- **What you need to do**
Transcribe all of the material below word for word and leave out its pictures.

☆ ☆ ☆ ☆ ☆ ☆ ☆

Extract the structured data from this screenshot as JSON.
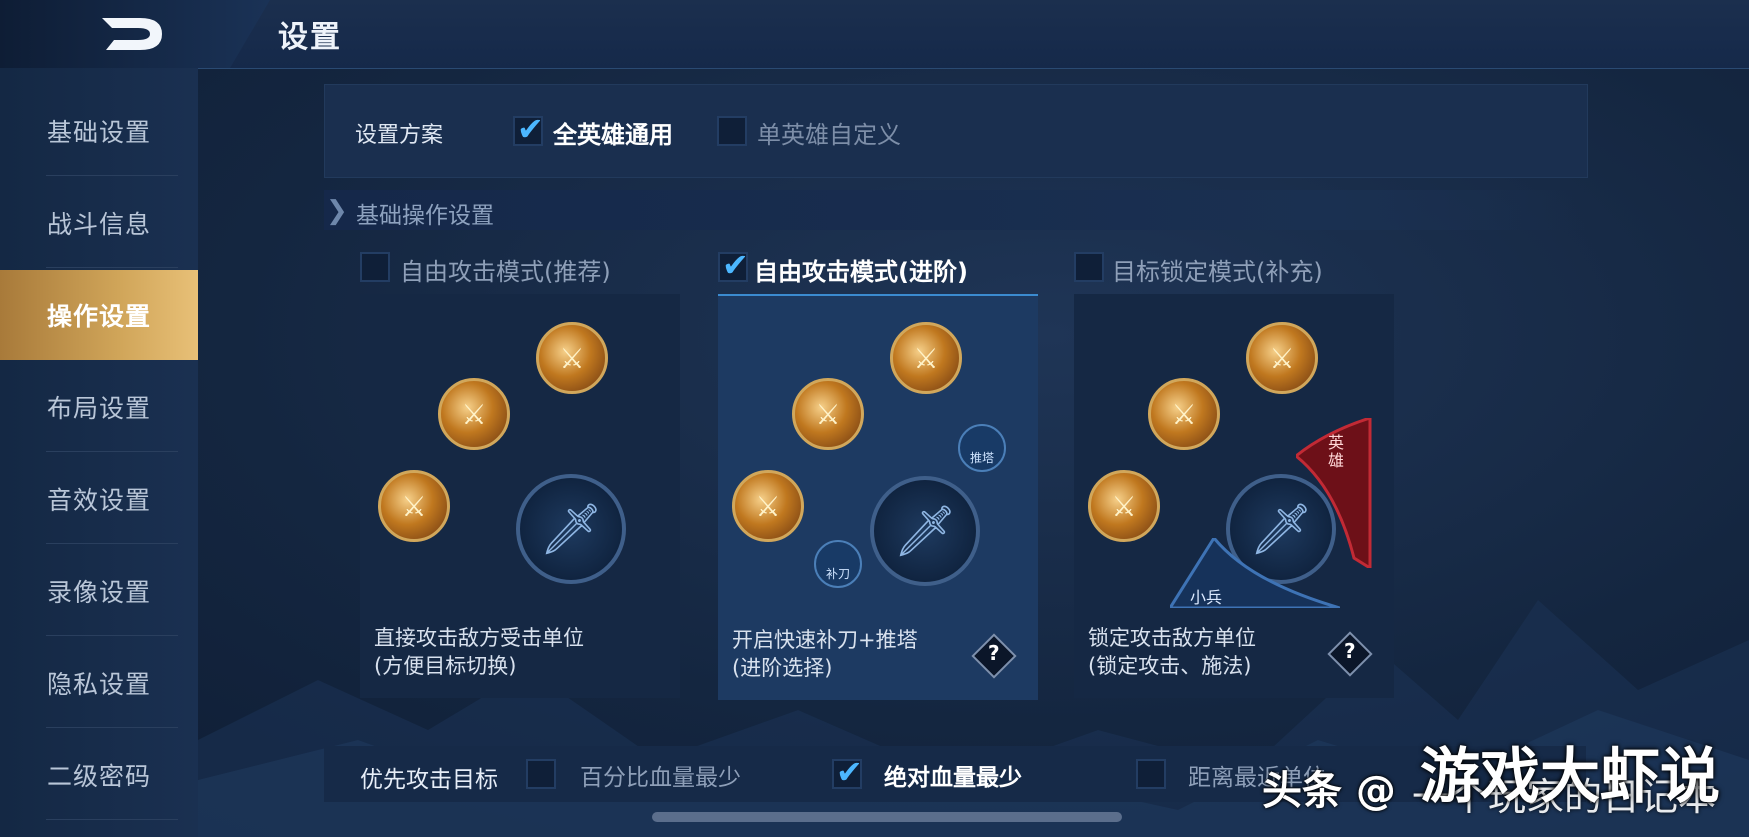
{
  "header": {
    "title": "设置"
  },
  "sidebar": {
    "items": [
      {
        "label": "基础设置",
        "active": false
      },
      {
        "label": "战斗信息",
        "active": false
      },
      {
        "label": "操作设置",
        "active": true
      },
      {
        "label": "布局设置",
        "active": false
      },
      {
        "label": "音效设置",
        "active": false
      },
      {
        "label": "录像设置",
        "active": false
      },
      {
        "label": "隐私设置",
        "active": false
      },
      {
        "label": "二级密码",
        "active": false
      }
    ]
  },
  "scheme": {
    "label": "设置方案",
    "options": [
      {
        "label": "全英雄通用",
        "checked": true
      },
      {
        "label": "单英雄自定义",
        "checked": false
      }
    ]
  },
  "section": {
    "title": "基础操作设置"
  },
  "modes": [
    {
      "label": "自由攻击模式(推荐)",
      "checked": false,
      "desc_line1": "直接攻击敌方受击单位",
      "desc_line2": "(方便目标切换)",
      "has_help": false
    },
    {
      "label": "自由攻击模式(进阶)",
      "checked": true,
      "desc_line1": "开启快速补刀+推塔",
      "desc_line2": "(进阶选择)",
      "has_help": true,
      "buttons": {
        "tower": "推塔",
        "lasthit": "补刀"
      }
    },
    {
      "label": "目标锁定模式(补充)",
      "checked": false,
      "desc_line1": "锁定攻击敌方单位",
      "desc_line2": "(锁定攻击、施法)",
      "has_help": true,
      "tabs": {
        "hero": "英雄",
        "minion": "小兵"
      }
    }
  ],
  "priority": {
    "label": "优先攻击目标",
    "options": [
      {
        "label": "百分比血量最少",
        "checked": false
      },
      {
        "label": "绝对血量最少",
        "checked": true
      },
      {
        "label": "距离最近单位",
        "checked": false
      }
    ]
  },
  "help_glyph": "?",
  "watermark": {
    "left": "头条 @",
    "right": "游戏大虾说",
    "partial": "一个玩家的日记本"
  },
  "colors": {
    "accent": "#4cb7ff",
    "active_tab": "#d0a559",
    "hero_red": "#b2242e"
  }
}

☆ ☆ ☆ ☆ ☆ ☆ ☆

- **Result**
Extract the structured data from this screenshot as JSON.
{
  "header": {
    "title": "设置"
  },
  "sidebar": {
    "items": [
      {
        "label": "基础设置",
        "active": false
      },
      {
        "label": "战斗信息",
        "active": false
      },
      {
        "label": "操作设置",
        "active": true
      },
      {
        "label": "布局设置",
        "active": false
      },
      {
        "label": "音效设置",
        "active": false
      },
      {
        "label": "录像设置",
        "active": false
      },
      {
        "label": "隐私设置",
        "active": false
      },
      {
        "label": "二级密码",
        "active": false
      }
    ]
  },
  "scheme": {
    "label": "设置方案",
    "options": [
      {
        "label": "全英雄通用",
        "checked": true
      },
      {
        "label": "单英雄自定义",
        "checked": false
      }
    ]
  },
  "section": {
    "title": "基础操作设置"
  },
  "modes": [
    {
      "label": "自由攻击模式(推荐)",
      "checked": false,
      "desc_line1": "直接攻击敌方受击单位",
      "desc_line2": "(方便目标切换)",
      "has_help": false
    },
    {
      "label": "自由攻击模式(进阶)",
      "checked": true,
      "desc_line1": "开启快速补刀+推塔",
      "desc_line2": "(进阶选择)",
      "has_help": true,
      "buttons": {
        "tower": "推塔",
        "lasthit": "补刀"
      }
    },
    {
      "label": "目标锁定模式(补充)",
      "checked": false,
      "desc_line1": "锁定攻击敌方单位",
      "desc_line2": "(锁定攻击、施法)",
      "has_help": true,
      "tabs": {
        "hero": "英雄",
        "minion": "小兵"
      }
    }
  ],
  "priority": {
    "label": "优先攻击目标",
    "options": [
      {
        "label": "百分比血量最少",
        "checked": false
      },
      {
        "label": "绝对血量最少",
        "checked": true
      },
      {
        "label": "距离最近单位",
        "checked": false
      }
    ]
  },
  "help_glyph": "?",
  "watermark": {
    "left": "头条 @",
    "right": "游戏大虾说",
    "partial": "一个玩家的日记本"
  },
  "colors": {
    "accent": "#4cb7ff",
    "active_tab": "#d0a559",
    "hero_red": "#b2242e"
  }
}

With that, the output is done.